**TASK INSTRUCTIONS:** Reproduce verbatim the stretch of the material below from the line containing "What elements are" through the line containing "bar [555, 216, 599, 312]", with both lines included, and omit the pictures.

**RECORDS FOR PROCESSING:**
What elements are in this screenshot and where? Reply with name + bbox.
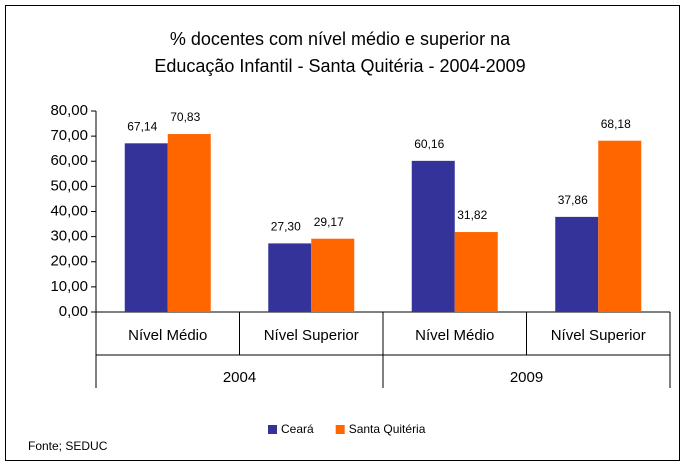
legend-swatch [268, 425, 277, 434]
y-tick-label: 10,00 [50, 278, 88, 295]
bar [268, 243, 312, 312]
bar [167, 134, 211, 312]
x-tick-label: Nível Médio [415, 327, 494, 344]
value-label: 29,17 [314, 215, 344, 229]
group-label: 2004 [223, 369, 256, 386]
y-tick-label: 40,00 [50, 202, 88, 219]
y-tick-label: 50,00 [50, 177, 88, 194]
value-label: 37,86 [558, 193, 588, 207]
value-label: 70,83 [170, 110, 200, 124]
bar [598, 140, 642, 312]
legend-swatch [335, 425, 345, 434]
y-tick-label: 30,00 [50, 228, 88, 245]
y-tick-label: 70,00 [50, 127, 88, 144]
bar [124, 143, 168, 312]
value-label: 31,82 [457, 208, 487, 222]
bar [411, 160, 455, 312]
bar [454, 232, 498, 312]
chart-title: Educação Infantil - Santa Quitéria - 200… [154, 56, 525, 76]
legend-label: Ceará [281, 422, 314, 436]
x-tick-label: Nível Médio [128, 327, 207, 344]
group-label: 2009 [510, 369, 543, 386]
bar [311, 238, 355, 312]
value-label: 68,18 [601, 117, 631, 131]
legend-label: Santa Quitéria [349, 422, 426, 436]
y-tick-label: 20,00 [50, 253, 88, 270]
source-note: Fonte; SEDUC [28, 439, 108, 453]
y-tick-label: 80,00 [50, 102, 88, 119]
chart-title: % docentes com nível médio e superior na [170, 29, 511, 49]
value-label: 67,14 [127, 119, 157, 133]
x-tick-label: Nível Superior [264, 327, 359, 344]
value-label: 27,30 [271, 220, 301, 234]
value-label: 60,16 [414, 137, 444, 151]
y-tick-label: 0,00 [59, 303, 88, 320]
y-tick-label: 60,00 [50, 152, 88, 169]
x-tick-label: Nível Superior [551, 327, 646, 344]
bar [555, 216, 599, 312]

==

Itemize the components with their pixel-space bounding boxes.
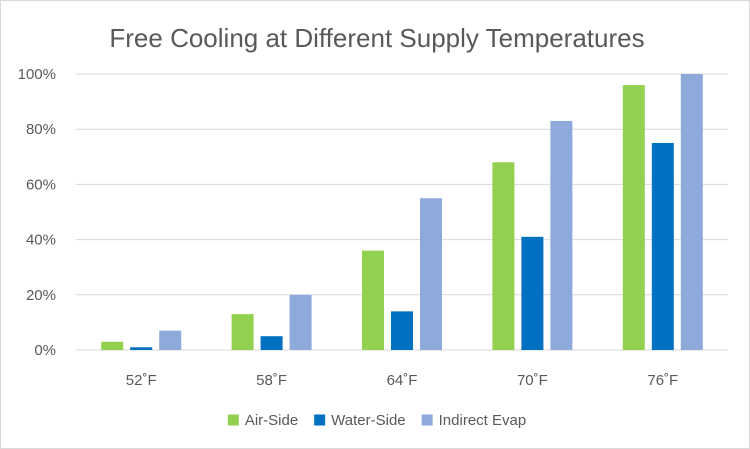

**RESPONSE TO THIS EXERCISE:**
What elements are in this screenshot and where? Reply with name + bbox.
legend-swatch [268, 425, 277, 434]
y-tick-label: 10,00 [50, 278, 88, 295]
bar [268, 243, 312, 312]
bar [167, 134, 211, 312]
x-tick-label: Nível Médio [415, 327, 494, 344]
value-label: 29,17 [314, 215, 344, 229]
group-label: 2004 [223, 369, 256, 386]
y-tick-label: 40,00 [50, 202, 88, 219]
y-tick-label: 50,00 [50, 177, 88, 194]
value-label: 37,86 [558, 193, 588, 207]
value-label: 70,83 [170, 110, 200, 124]
bar [598, 140, 642, 312]
legend-swatch [335, 425, 345, 434]
y-tick-label: 30,00 [50, 228, 88, 245]
y-tick-label: 70,00 [50, 127, 88, 144]
bar [124, 143, 168, 312]
value-label: 31,82 [457, 208, 487, 222]
bar [411, 160, 455, 312]
bar [454, 232, 498, 312]
chart-title: Educação Infantil - Santa Quitéria - 200… [154, 56, 525, 76]
legend-label: Ceará [281, 422, 314, 436]
x-tick-label: Nível Médio [128, 327, 207, 344]
group-label: 2009 [510, 369, 543, 386]
bar [311, 238, 355, 312]
value-label: 68,18 [601, 117, 631, 131]
legend-label: Santa Quitéria [349, 422, 426, 436]
y-tick-label: 20,00 [50, 253, 88, 270]
source-note: Fonte; SEDUC [28, 439, 108, 453]
y-tick-label: 80,00 [50, 102, 88, 119]
chart-title: % docentes com nível médio e superior na [170, 29, 511, 49]
value-label: 67,14 [127, 119, 157, 133]
x-tick-label: Nível Superior [264, 327, 359, 344]
value-label: 27,30 [271, 220, 301, 234]
value-label: 60,16 [414, 137, 444, 151]
y-tick-label: 0,00 [59, 303, 88, 320]
y-tick-label: 60,00 [50, 152, 88, 169]
x-tick-label: Nível Superior [551, 327, 646, 344]
bar [555, 216, 599, 312]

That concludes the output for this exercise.